- **Short task**
Below is some material; set it all down exactly, apart from the pictures.

Collected data

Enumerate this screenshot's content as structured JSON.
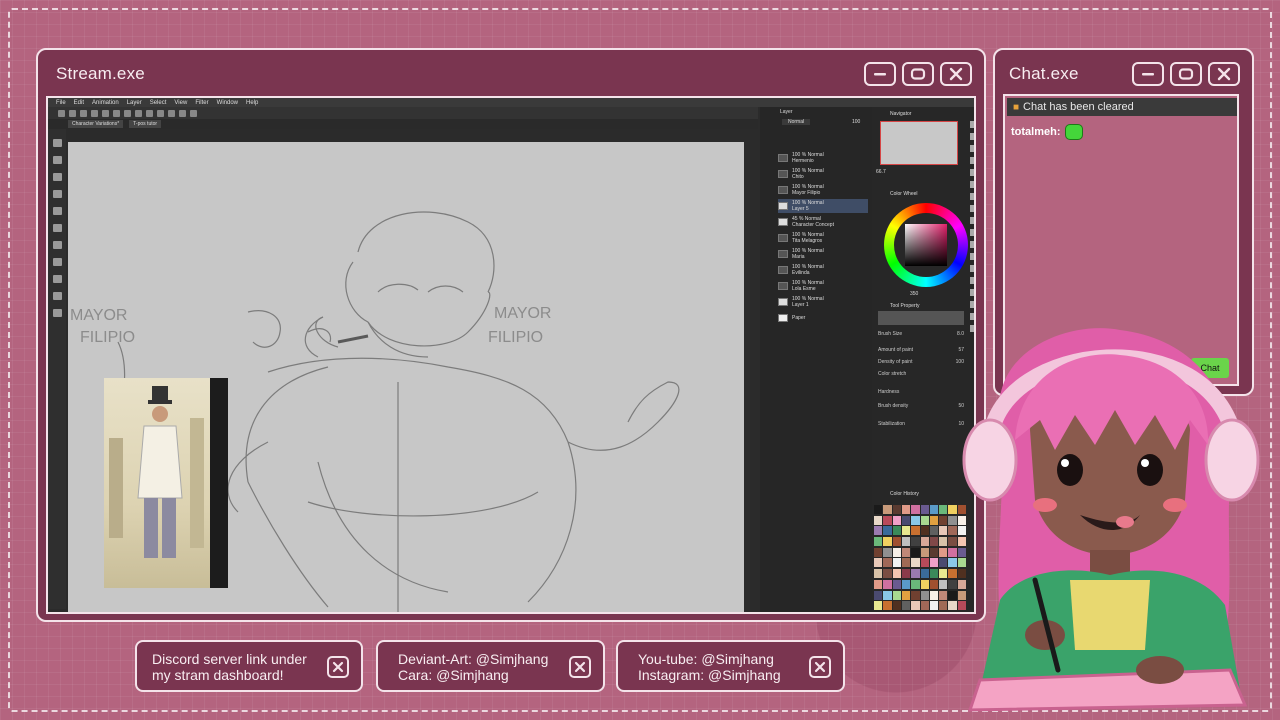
{
  "stream_window": {
    "title": "Stream.exe",
    "app": {
      "menu": [
        "File",
        "Edit",
        "Animation",
        "Layer",
        "Select",
        "View",
        "Filter",
        "Window",
        "Help"
      ],
      "tabs": [
        "Character Variations*",
        "T-pos tutor"
      ],
      "canvas_text": [
        "MAYOR",
        "FILIPIO",
        "MAYOR",
        "FILIPIO"
      ],
      "layers": [
        {
          "opacity": "100 %",
          "mode": "Normal",
          "name": "Hermenio"
        },
        {
          "opacity": "100 %",
          "mode": "Normal",
          "name": "Chito"
        },
        {
          "opacity": "100 %",
          "mode": "Normal",
          "name": "Mayor Filipio"
        },
        {
          "opacity": "100 %",
          "mode": "Normal",
          "name": "Layer 5"
        },
        {
          "opacity": "45 %",
          "mode": "Normal",
          "name": "Character Concept"
        },
        {
          "opacity": "100 %",
          "mode": "Normal",
          "name": "Tita Melagros"
        },
        {
          "opacity": "100 %",
          "mode": "Normal",
          "name": "Maria"
        },
        {
          "opacity": "100 %",
          "mode": "Normal",
          "name": "Evilinda"
        },
        {
          "opacity": "100 %",
          "mode": "Normal",
          "name": "Lola Esme"
        },
        {
          "opacity": "100 %",
          "mode": "Normal",
          "name": "Layer 1"
        },
        {
          "opacity": "",
          "mode": "",
          "name": "Paper"
        }
      ],
      "panels": {
        "layer": "Layer",
        "navigator": "Navigator",
        "color_wheel": "Color Wheel",
        "tool_property": "Tool Property",
        "color_history": "Color History"
      },
      "nav_zoom": "66.7",
      "color_value": "350",
      "tool_properties": [
        {
          "label": "Brush Size",
          "value": "8.0"
        },
        {
          "label": "Amount of paint",
          "value": "57"
        },
        {
          "label": "Density of paint",
          "value": "100"
        },
        {
          "label": "Color stretch",
          "value": ""
        },
        {
          "label": "Hardness",
          "value": ""
        },
        {
          "label": "Brush density",
          "value": "50"
        },
        {
          "label": "Stabilization",
          "value": "10"
        }
      ],
      "blend_mode": "Normal",
      "layer_opacity": "100"
    }
  },
  "chat_window": {
    "title": "Chat.exe",
    "cleared_notice": "Chat has been cleared",
    "messages": [
      {
        "user": "totalmeh:",
        "emote": "green-blob-emote"
      }
    ],
    "chat_button": "Chat"
  },
  "info_boxes": [
    {
      "line1": "Discord server link under",
      "line2": "my stram dashboard!"
    },
    {
      "line1": "Deviant-Art: @Simjhang",
      "line2": "Cara: @Simjhang"
    },
    {
      "line1": "You-tube: @Simjhang",
      "line2": "Instagram: @Simjhang"
    }
  ],
  "colors": {
    "background": "#b4647f",
    "window": "#7a3550",
    "border": "#f4e3ea",
    "chat_emote": "#44d63a"
  }
}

- **Written response**
Enumerate this screenshot's content as structured JSON.
{
  "stream_window": {
    "title": "Stream.exe",
    "app": {
      "menu": [
        "File",
        "Edit",
        "Animation",
        "Layer",
        "Select",
        "View",
        "Filter",
        "Window",
        "Help"
      ],
      "tabs": [
        "Character Variations*",
        "T-pos tutor"
      ],
      "canvas_text": [
        "MAYOR",
        "FILIPIO",
        "MAYOR",
        "FILIPIO"
      ],
      "layers": [
        {
          "opacity": "100 %",
          "mode": "Normal",
          "name": "Hermenio"
        },
        {
          "opacity": "100 %",
          "mode": "Normal",
          "name": "Chito"
        },
        {
          "opacity": "100 %",
          "mode": "Normal",
          "name": "Mayor Filipio"
        },
        {
          "opacity": "100 %",
          "mode": "Normal",
          "name": "Layer 5"
        },
        {
          "opacity": "45 %",
          "mode": "Normal",
          "name": "Character Concept"
        },
        {
          "opacity": "100 %",
          "mode": "Normal",
          "name": "Tita Melagros"
        },
        {
          "opacity": "100 %",
          "mode": "Normal",
          "name": "Maria"
        },
        {
          "opacity": "100 %",
          "mode": "Normal",
          "name": "Evilinda"
        },
        {
          "opacity": "100 %",
          "mode": "Normal",
          "name": "Lola Esme"
        },
        {
          "opacity": "100 %",
          "mode": "Normal",
          "name": "Layer 1"
        },
        {
          "opacity": "",
          "mode": "",
          "name": "Paper"
        }
      ],
      "panels": {
        "layer": "Layer",
        "navigator": "Navigator",
        "color_wheel": "Color Wheel",
        "tool_property": "Tool Property",
        "color_history": "Color History"
      },
      "nav_zoom": "66.7",
      "color_value": "350",
      "tool_properties": [
        {
          "label": "Brush Size",
          "value": "8.0"
        },
        {
          "label": "Amount of paint",
          "value": "57"
        },
        {
          "label": "Density of paint",
          "value": "100"
        },
        {
          "label": "Color stretch",
          "value": ""
        },
        {
          "label": "Hardness",
          "value": ""
        },
        {
          "label": "Brush density",
          "value": "50"
        },
        {
          "label": "Stabilization",
          "value": "10"
        }
      ],
      "blend_mode": "Normal",
      "layer_opacity": "100"
    }
  },
  "chat_window": {
    "title": "Chat.exe",
    "cleared_notice": "Chat has been cleared",
    "messages": [
      {
        "user": "totalmeh:",
        "emote": "green-blob-emote"
      }
    ],
    "chat_button": "Chat"
  },
  "info_boxes": [
    {
      "line1": "Discord server link under",
      "line2": "my stram dashboard!"
    },
    {
      "line1": "Deviant-Art: @Simjhang",
      "line2": "Cara: @Simjhang"
    },
    {
      "line1": "You-tube: @Simjhang",
      "line2": "Instagram: @Simjhang"
    }
  ],
  "colors": {
    "background": "#b4647f",
    "window": "#7a3550",
    "border": "#f4e3ea",
    "chat_emote": "#44d63a"
  }
}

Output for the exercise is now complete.